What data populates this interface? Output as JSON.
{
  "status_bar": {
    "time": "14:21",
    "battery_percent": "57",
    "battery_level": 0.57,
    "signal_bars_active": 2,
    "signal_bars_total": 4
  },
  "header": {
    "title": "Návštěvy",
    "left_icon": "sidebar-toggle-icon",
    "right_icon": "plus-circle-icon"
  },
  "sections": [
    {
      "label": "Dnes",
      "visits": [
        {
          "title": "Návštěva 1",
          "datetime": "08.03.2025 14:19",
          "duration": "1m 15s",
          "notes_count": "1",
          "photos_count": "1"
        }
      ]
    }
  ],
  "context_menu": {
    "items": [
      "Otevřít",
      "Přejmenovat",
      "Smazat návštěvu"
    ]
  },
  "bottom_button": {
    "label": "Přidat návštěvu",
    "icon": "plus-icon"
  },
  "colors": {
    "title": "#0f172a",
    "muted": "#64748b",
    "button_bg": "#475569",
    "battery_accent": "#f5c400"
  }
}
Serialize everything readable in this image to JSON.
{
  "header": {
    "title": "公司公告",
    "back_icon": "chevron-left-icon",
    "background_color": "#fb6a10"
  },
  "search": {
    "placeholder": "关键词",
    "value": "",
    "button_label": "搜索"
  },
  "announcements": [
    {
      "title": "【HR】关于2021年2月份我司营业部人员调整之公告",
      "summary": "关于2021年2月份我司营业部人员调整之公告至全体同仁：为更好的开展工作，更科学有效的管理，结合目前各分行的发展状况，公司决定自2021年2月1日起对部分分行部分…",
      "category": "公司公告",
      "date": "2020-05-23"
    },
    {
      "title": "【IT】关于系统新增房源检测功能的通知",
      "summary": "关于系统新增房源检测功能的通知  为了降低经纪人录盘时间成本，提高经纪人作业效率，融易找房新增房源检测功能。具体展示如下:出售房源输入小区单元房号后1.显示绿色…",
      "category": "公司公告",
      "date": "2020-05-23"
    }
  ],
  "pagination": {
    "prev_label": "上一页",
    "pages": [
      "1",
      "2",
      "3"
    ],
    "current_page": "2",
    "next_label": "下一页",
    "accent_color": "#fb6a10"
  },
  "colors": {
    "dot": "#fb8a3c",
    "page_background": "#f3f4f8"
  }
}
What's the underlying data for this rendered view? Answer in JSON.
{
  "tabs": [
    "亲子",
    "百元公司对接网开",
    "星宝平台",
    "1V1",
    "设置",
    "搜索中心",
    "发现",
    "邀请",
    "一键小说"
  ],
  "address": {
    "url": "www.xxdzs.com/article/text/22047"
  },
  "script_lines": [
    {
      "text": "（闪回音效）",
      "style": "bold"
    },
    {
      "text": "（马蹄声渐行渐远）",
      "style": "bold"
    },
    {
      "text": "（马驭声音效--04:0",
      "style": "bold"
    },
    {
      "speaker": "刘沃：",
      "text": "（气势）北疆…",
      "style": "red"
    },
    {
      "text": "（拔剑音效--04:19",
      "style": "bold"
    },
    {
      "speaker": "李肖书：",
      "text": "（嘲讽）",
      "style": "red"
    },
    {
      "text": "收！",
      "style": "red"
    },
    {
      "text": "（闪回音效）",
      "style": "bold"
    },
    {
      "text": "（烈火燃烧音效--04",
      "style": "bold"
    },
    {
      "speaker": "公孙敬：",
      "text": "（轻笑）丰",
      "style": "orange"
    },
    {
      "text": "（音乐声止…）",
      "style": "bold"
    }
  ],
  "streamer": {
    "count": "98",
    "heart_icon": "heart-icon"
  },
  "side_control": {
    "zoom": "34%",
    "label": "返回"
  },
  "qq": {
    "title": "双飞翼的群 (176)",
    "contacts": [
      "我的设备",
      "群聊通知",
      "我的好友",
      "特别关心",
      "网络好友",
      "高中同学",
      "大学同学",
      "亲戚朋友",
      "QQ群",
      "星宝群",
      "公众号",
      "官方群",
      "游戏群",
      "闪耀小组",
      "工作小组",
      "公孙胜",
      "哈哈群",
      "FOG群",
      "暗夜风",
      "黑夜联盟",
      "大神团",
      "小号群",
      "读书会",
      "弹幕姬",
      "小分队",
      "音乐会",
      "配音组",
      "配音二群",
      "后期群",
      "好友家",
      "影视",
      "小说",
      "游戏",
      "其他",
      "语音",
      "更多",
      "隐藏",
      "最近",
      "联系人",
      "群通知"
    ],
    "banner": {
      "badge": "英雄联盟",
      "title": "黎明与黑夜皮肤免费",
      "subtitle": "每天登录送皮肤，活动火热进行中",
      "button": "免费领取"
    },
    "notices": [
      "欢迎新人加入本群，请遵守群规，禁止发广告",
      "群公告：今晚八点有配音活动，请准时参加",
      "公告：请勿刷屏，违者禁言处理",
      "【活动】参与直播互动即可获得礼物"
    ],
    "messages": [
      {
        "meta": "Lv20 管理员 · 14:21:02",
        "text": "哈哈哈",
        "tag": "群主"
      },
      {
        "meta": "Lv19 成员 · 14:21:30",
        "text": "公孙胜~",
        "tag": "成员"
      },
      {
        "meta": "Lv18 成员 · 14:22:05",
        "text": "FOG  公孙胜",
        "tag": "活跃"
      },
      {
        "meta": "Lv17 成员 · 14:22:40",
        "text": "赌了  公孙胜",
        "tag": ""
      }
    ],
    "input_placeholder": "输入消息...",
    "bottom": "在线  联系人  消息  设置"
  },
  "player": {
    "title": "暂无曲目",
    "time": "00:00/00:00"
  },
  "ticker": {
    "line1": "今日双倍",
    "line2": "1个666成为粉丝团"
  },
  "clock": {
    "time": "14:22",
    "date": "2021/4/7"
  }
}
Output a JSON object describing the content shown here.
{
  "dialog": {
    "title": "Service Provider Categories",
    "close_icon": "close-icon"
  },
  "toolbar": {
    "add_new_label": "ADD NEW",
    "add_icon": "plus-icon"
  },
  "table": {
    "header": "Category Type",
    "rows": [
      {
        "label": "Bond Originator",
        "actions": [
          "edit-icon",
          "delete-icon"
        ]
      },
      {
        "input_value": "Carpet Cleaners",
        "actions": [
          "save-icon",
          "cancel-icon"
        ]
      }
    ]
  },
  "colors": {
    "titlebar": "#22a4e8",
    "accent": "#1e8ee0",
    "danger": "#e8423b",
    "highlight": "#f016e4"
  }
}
________________________
* What to work on:
How many lines of the records contain the string "this"? Respond with the number alone.

* Answer to the task:
3